## Entries taken from a collection
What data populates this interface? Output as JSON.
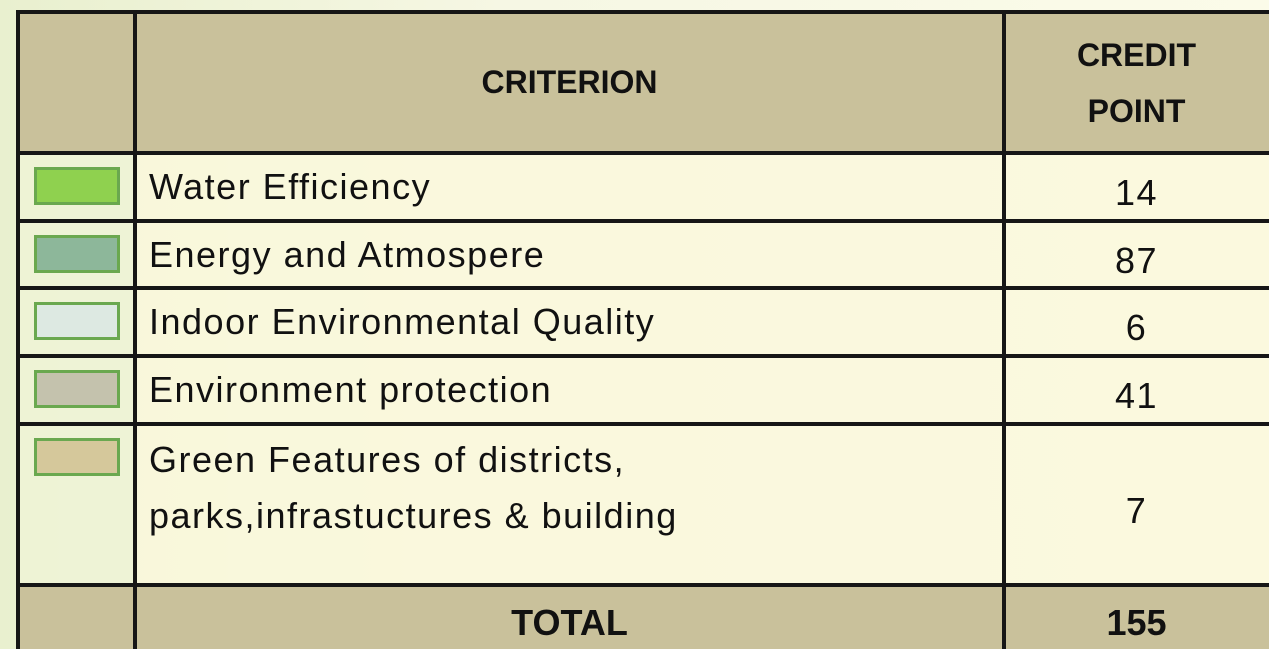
{
  "table": {
    "header": {
      "criterion": "CRITERION",
      "credit": "CREDIT POINT"
    },
    "rows": [
      {
        "color": "#8fd14f",
        "criterion": "Water Efficiency",
        "credit": 14
      },
      {
        "color": "#8db79a",
        "criterion": "Energy and Atmospere",
        "credit": 87
      },
      {
        "color": "#dde9e2",
        "criterion": "Indoor Environmental Quality",
        "credit": 6
      },
      {
        "color": "#c4c2ad",
        "criterion": "Environment protection",
        "credit": 41
      },
      {
        "color": "#d5c89b",
        "criterion": "Green Features of districts, parks,infrastuctures & building",
        "credit": 7
      }
    ],
    "total": {
      "label": "TOTAL",
      "credit": 155
    }
  }
}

## Exercise prompt
Leave out the pictures and give the rest of the records again exactly.

## Solution for this task
What data populates this interface? Output as JSON.
{
  "table": {
    "header": {
      "criterion": "CRITERION",
      "credit": "CREDIT POINT"
    },
    "rows": [
      {
        "color": "#8fd14f",
        "criterion": "Water Efficiency",
        "credit": 14
      },
      {
        "color": "#8db79a",
        "criterion": "Energy and Atmospere",
        "credit": 87
      },
      {
        "color": "#dde9e2",
        "criterion": "Indoor Environmental Quality",
        "credit": 6
      },
      {
        "color": "#c4c2ad",
        "criterion": "Environment protection",
        "credit": 41
      },
      {
        "color": "#d5c89b",
        "criterion": "Green Features of districts, parks,infrastuctures & building",
        "credit": 7
      }
    ],
    "total": {
      "label": "TOTAL",
      "credit": 155
    }
  }
}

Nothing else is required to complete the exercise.